● THE PROBLEM: Give back every line exactly as it appears, pictures excluded.

● PROVIDED MATERIAL:

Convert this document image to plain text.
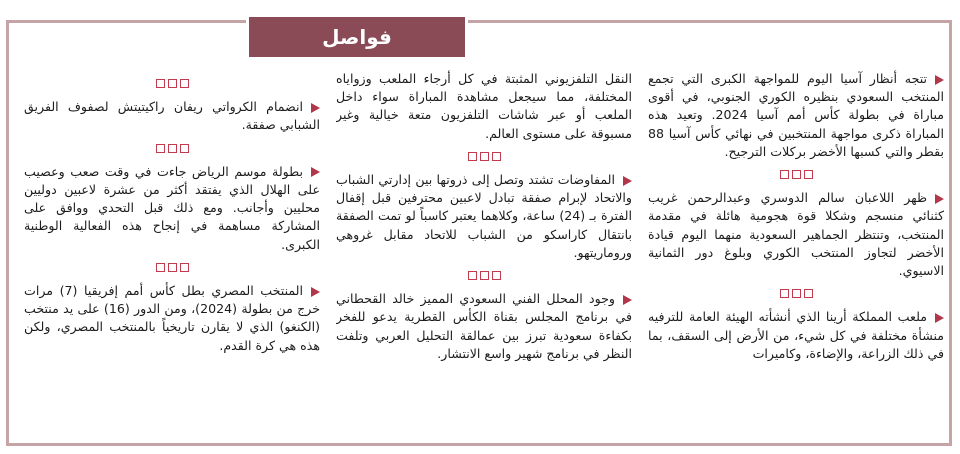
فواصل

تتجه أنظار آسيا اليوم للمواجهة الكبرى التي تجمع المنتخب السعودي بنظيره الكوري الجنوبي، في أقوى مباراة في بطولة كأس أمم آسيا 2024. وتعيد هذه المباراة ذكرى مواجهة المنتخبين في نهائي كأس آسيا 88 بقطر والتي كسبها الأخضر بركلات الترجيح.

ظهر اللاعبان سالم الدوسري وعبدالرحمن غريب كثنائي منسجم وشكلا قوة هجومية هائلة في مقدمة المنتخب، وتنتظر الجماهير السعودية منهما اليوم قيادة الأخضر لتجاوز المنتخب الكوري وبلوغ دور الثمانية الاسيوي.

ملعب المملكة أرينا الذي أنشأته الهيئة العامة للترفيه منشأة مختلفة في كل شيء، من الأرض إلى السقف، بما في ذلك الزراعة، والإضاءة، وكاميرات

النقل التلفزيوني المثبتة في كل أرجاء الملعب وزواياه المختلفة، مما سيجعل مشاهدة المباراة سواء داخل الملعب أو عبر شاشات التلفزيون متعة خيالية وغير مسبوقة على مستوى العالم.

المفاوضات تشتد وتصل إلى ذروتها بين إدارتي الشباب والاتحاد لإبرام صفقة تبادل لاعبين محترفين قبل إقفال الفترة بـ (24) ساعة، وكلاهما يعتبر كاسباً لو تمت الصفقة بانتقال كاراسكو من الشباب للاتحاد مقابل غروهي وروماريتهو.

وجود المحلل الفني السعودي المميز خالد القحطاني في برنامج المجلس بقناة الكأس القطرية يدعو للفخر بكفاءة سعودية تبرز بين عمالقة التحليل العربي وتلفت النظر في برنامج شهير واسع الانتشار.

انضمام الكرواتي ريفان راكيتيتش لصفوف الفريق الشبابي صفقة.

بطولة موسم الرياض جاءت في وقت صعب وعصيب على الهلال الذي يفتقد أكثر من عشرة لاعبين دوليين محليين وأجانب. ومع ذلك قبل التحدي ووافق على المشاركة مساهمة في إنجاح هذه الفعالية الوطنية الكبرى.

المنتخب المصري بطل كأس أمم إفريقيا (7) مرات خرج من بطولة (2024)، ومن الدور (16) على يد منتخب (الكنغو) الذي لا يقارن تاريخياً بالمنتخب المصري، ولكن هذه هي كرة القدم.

● FINAL RESULT:
Convert this document image to plain text.
فواصل

تتجه أنظار آسيا اليوم للمواجهة الكبرى التي تجمع المنتخب السعودي بنظيره الكوري الجنوبي، في أقوى مباراة في بطولة كأس أمم آسيا 2024. وتعيد هذه المباراة ذكرى مواجهة المنتخبين في نهائي كأس آسيا 88 بقطر والتي كسبها الأخضر بركلات الترجيح.

ظهر اللاعبان سالم الدوسري وعبدالرحمن غريب كثنائي منسجم وشكلا قوة هجومية هائلة في مقدمة المنتخب، وتنتظر الجماهير السعودية منهما اليوم قيادة الأخضر لتجاوز المنتخب الكوري وبلوغ دور الثمانية الاسيوي.

ملعب المملكة أرينا الذي أنشأته الهيئة العامة للترفيه منشأة مختلفة في كل شيء، من الأرض إلى السقف، بما في ذلك الزراعة، والإضاءة، وكاميرات

النقل التلفزيوني المثبتة في كل أرجاء الملعب وزواياه المختلفة، مما سيجعل مشاهدة المباراة سواء داخل الملعب أو عبر شاشات التلفزيون متعة خيالية وغير مسبوقة على مستوى العالم.

المفاوضات تشتد وتصل إلى ذروتها بين إدارتي الشباب والاتحاد لإبرام صفقة تبادل لاعبين محترفين قبل إقفال الفترة بـ (24) ساعة، وكلاهما يعتبر كاسباً لو تمت الصفقة بانتقال كاراسكو من الشباب للاتحاد مقابل غروهي وروماريتهو.

وجود المحلل الفني السعودي المميز خالد القحطاني في برنامج المجلس بقناة الكأس القطرية يدعو للفخر بكفاءة سعودية تبرز بين عمالقة التحليل العربي وتلفت النظر في برنامج شهير واسع الانتشار.

انضمام الكرواتي ريفان راكيتيتش لصفوف الفريق الشبابي صفقة.

بطولة موسم الرياض جاءت في وقت صعب وعصيب على الهلال الذي يفتقد أكثر من عشرة لاعبين دوليين محليين وأجانب. ومع ذلك قبل التحدي ووافق على المشاركة مساهمة في إنجاح هذه الفعالية الوطنية الكبرى.

المنتخب المصري بطل كأس أمم إفريقيا (7) مرات خرج من بطولة (2024)، ومن الدور (16) على يد منتخب (الكنغو) الذي لا يقارن تاريخياً بالمنتخب المصري، ولكن هذه هي كرة القدم.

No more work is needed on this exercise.